▶ _The request_
Write out the following records again line for line, changing nothing.

Stored dataset items:
........

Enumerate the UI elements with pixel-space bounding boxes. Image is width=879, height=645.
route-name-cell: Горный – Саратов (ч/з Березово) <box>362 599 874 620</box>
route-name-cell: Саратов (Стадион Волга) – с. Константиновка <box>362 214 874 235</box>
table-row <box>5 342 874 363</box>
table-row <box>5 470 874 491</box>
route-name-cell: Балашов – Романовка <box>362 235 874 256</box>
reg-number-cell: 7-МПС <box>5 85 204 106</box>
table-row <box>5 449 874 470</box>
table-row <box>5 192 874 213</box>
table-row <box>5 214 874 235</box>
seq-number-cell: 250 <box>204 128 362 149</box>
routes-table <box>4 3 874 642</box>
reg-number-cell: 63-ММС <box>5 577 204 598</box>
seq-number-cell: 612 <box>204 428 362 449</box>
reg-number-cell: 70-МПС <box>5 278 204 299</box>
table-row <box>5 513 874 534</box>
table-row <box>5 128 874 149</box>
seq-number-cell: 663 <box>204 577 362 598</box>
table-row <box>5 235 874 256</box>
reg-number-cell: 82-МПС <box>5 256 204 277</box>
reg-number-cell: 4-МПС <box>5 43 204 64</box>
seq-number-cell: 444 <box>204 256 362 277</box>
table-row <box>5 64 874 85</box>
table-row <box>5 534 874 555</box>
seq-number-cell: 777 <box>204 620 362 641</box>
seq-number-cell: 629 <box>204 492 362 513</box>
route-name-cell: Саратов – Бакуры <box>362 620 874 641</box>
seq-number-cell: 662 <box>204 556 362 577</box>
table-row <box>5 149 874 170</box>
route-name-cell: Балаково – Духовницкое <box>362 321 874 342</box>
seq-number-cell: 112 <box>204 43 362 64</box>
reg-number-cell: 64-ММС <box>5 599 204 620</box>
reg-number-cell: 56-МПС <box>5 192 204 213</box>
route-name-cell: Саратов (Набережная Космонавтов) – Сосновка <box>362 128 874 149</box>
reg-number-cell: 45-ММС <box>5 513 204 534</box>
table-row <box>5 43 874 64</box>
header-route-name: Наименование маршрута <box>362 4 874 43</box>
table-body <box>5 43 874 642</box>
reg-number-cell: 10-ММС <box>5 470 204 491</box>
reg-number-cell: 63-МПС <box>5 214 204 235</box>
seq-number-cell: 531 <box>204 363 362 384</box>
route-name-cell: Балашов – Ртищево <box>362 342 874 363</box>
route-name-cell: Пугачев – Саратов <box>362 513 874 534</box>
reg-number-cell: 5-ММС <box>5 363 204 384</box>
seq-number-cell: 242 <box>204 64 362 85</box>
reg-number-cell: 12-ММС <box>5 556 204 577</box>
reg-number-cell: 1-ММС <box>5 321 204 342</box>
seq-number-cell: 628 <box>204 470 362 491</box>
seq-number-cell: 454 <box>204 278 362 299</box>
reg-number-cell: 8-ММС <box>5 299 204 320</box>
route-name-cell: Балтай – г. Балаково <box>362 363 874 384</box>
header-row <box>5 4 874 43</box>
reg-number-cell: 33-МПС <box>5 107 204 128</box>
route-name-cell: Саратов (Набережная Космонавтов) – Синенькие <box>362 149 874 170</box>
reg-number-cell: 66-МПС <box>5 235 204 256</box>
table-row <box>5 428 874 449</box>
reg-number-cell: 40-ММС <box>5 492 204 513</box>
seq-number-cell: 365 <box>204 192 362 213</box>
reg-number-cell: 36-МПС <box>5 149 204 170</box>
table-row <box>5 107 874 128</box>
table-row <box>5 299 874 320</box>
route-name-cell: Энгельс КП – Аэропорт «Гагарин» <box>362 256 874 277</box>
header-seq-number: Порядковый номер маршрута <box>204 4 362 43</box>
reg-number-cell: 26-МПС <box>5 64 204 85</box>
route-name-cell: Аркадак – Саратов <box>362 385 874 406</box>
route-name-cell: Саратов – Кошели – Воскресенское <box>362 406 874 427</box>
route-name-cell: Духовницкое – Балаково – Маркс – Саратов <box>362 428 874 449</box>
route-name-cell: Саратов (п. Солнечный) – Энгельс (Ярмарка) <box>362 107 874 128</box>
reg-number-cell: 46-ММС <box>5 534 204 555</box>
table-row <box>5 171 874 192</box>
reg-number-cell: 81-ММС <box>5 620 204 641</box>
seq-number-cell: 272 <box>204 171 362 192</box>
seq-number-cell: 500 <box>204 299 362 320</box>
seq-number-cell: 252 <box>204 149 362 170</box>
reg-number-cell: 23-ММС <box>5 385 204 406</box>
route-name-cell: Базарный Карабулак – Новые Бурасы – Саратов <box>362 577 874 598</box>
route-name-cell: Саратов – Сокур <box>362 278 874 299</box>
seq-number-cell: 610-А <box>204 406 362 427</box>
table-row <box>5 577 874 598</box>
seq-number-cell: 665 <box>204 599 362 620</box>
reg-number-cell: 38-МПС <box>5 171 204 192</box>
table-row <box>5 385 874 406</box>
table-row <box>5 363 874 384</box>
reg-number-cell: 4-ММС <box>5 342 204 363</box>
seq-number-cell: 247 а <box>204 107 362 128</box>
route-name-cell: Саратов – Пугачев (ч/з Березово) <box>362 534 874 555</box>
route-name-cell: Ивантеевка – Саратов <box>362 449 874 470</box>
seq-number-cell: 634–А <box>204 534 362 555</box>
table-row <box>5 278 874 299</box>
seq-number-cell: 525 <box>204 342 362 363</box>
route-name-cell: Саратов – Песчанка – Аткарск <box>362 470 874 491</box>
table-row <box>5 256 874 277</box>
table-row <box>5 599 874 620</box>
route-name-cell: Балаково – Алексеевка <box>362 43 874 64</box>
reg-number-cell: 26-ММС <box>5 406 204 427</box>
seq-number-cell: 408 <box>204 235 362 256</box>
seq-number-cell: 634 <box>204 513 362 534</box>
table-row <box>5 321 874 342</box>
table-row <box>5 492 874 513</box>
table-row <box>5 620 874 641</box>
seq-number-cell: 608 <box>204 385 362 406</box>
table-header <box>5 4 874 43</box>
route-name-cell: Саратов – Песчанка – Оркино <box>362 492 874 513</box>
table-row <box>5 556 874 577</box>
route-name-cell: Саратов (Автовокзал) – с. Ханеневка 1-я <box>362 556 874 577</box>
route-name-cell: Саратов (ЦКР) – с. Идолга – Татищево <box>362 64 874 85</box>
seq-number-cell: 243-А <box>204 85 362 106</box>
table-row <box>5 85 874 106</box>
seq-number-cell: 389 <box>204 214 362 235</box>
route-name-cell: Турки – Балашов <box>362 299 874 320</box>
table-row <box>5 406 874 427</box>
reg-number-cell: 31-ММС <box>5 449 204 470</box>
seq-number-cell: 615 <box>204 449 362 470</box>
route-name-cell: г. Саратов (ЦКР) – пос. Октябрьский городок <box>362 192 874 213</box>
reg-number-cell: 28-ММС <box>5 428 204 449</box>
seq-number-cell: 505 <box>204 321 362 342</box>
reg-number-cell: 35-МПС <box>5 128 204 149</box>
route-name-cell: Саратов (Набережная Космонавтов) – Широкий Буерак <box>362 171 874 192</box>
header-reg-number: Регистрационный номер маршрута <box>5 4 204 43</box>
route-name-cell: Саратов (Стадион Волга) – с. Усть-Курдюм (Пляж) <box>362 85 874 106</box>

........

▶ _Correct output_
Enumerate the UI elements with pixel-space bounding boxes. Image is width=879, height=645.
route-name-cell: Горный – Саратов (ч/з Березово) <box>362 599 874 620</box>
route-name-cell: Саратов (Стадион Волга) – с. Константиновка <box>362 214 874 235</box>
table-row <box>5 342 874 363</box>
table-row <box>5 470 874 491</box>
route-name-cell: Балашов – Романовка <box>362 235 874 256</box>
reg-number-cell: 7-МПС <box>5 85 204 106</box>
table-row <box>5 449 874 470</box>
table-row <box>5 192 874 213</box>
table-row <box>5 214 874 235</box>
seq-number-cell: 250 <box>204 128 362 149</box>
routes-table <box>4 3 874 642</box>
reg-number-cell: 63-ММС <box>5 577 204 598</box>
seq-number-cell: 612 <box>204 428 362 449</box>
reg-number-cell: 70-МПС <box>5 278 204 299</box>
table-row <box>5 513 874 534</box>
table-row <box>5 128 874 149</box>
seq-number-cell: 663 <box>204 577 362 598</box>
table-row <box>5 235 874 256</box>
reg-number-cell: 82-МПС <box>5 256 204 277</box>
reg-number-cell: 4-МПС <box>5 43 204 64</box>
seq-number-cell: 444 <box>204 256 362 277</box>
table-row <box>5 64 874 85</box>
table-row <box>5 534 874 555</box>
seq-number-cell: 777 <box>204 620 362 641</box>
seq-number-cell: 629 <box>204 492 362 513</box>
route-name-cell: Саратов – Бакуры <box>362 620 874 641</box>
seq-number-cell: 662 <box>204 556 362 577</box>
table-row <box>5 149 874 170</box>
route-name-cell: Балаково – Духовницкое <box>362 321 874 342</box>
seq-number-cell: 112 <box>204 43 362 64</box>
reg-number-cell: 64-ММС <box>5 599 204 620</box>
reg-number-cell: 56-МПС <box>5 192 204 213</box>
route-name-cell: Саратов (Набережная Космонавтов) – Сосновка <box>362 128 874 149</box>
reg-number-cell: 45-ММС <box>5 513 204 534</box>
table-row <box>5 43 874 64</box>
header-route-name: Наименование маршрута <box>362 4 874 43</box>
table-body <box>5 43 874 642</box>
reg-number-cell: 10-ММС <box>5 470 204 491</box>
reg-number-cell: 63-МПС <box>5 214 204 235</box>
seq-number-cell: 531 <box>204 363 362 384</box>
route-name-cell: Балашов – Ртищево <box>362 342 874 363</box>
route-name-cell: Пугачев – Саратов <box>362 513 874 534</box>
reg-number-cell: 5-ММС <box>5 363 204 384</box>
seq-number-cell: 242 <box>204 64 362 85</box>
reg-number-cell: 12-ММС <box>5 556 204 577</box>
reg-number-cell: 1-ММС <box>5 321 204 342</box>
seq-number-cell: 628 <box>204 470 362 491</box>
seq-number-cell: 454 <box>204 278 362 299</box>
reg-number-cell: 8-ММС <box>5 299 204 320</box>
route-name-cell: Балтай – г. Балаково <box>362 363 874 384</box>
header-row <box>5 4 874 43</box>
reg-number-cell: 33-МПС <box>5 107 204 128</box>
route-name-cell: Саратов (Набережная Космонавтов) – Синенькие <box>362 149 874 170</box>
reg-number-cell: 66-МПС <box>5 235 204 256</box>
table-row <box>5 428 874 449</box>
reg-number-cell: 40-ММС <box>5 492 204 513</box>
seq-number-cell: 365 <box>204 192 362 213</box>
reg-number-cell: 36-МПС <box>5 149 204 170</box>
table-row <box>5 107 874 128</box>
table-row <box>5 299 874 320</box>
route-name-cell: Энгельс КП – Аэропорт «Гагарин» <box>362 256 874 277</box>
header-seq-number: Порядковый номер маршрута <box>204 4 362 43</box>
reg-number-cell: 26-МПС <box>5 64 204 85</box>
route-name-cell: Аркадак – Саратов <box>362 385 874 406</box>
route-name-cell: Саратов – Кошели – Воскресенское <box>362 406 874 427</box>
route-name-cell: Духовницкое – Балаково – Маркс – Саратов <box>362 428 874 449</box>
route-name-cell: Саратов (п. Солнечный) – Энгельс (Ярмарка) <box>362 107 874 128</box>
reg-number-cell: 46-ММС <box>5 534 204 555</box>
table-row <box>5 171 874 192</box>
reg-number-cell: 81-ММС <box>5 620 204 641</box>
seq-number-cell: 272 <box>204 171 362 192</box>
seq-number-cell: 500 <box>204 299 362 320</box>
seq-number-cell: 252 <box>204 149 362 170</box>
reg-number-cell: 23-ММС <box>5 385 204 406</box>
route-name-cell: Базарный Карабулак – Новые Бурасы – Саратов <box>362 577 874 598</box>
route-name-cell: Саратов – Сокур <box>362 278 874 299</box>
seq-number-cell: 610-А <box>204 406 362 427</box>
table-row <box>5 577 874 598</box>
seq-number-cell: 665 <box>204 599 362 620</box>
reg-number-cell: 38-МПС <box>5 171 204 192</box>
table-row <box>5 385 874 406</box>
table-row <box>5 363 874 384</box>
reg-number-cell: 4-ММС <box>5 342 204 363</box>
seq-number-cell: 247 а <box>204 107 362 128</box>
route-name-cell: Саратов – Пугачев (ч/з Березово) <box>362 534 874 555</box>
route-name-cell: Ивантеевка – Саратов <box>362 449 874 470</box>
seq-number-cell: 634–А <box>204 534 362 555</box>
table-row <box>5 278 874 299</box>
seq-number-cell: 525 <box>204 342 362 363</box>
route-name-cell: Саратов – Песчанка – Аткарск <box>362 470 874 491</box>
table-row <box>5 256 874 277</box>
table-row <box>5 599 874 620</box>
route-name-cell: Балаково – Алексеевка <box>362 43 874 64</box>
reg-number-cell: 26-ММС <box>5 406 204 427</box>
seq-number-cell: 408 <box>204 235 362 256</box>
seq-number-cell: 634 <box>204 513 362 534</box>
table-row <box>5 321 874 342</box>
table-row <box>5 492 874 513</box>
table-row <box>5 620 874 641</box>
seq-number-cell: 608 <box>204 385 362 406</box>
table-header <box>5 4 874 43</box>
route-name-cell: Саратов – Песчанка – Оркино <box>362 492 874 513</box>
table-row <box>5 556 874 577</box>
route-name-cell: Саратов (Автовокзал) – с. Ханеневка 1-я <box>362 556 874 577</box>
route-name-cell: Саратов (ЦКР) – с. Идолга – Татищево <box>362 64 874 85</box>
seq-number-cell: 243-А <box>204 85 362 106</box>
table-row <box>5 85 874 106</box>
seq-number-cell: 389 <box>204 214 362 235</box>
route-name-cell: Турки – Балашов <box>362 299 874 320</box>
table-row <box>5 406 874 427</box>
reg-number-cell: 31-ММС <box>5 449 204 470</box>
seq-number-cell: 615 <box>204 449 362 470</box>
route-name-cell: г. Саратов (ЦКР) – пос. Октябрьский городок <box>362 192 874 213</box>
reg-number-cell: 28-ММС <box>5 428 204 449</box>
seq-number-cell: 505 <box>204 321 362 342</box>
reg-number-cell: 35-МПС <box>5 128 204 149</box>
route-name-cell: Саратов (Набережная Космонавтов) – Широкий Буерак <box>362 171 874 192</box>
header-reg-number: Регистрационный номер маршрута <box>5 4 204 43</box>
route-name-cell: Саратов (Стадион Волга) – с. Усть-Курдюм (Пляж) <box>362 85 874 106</box>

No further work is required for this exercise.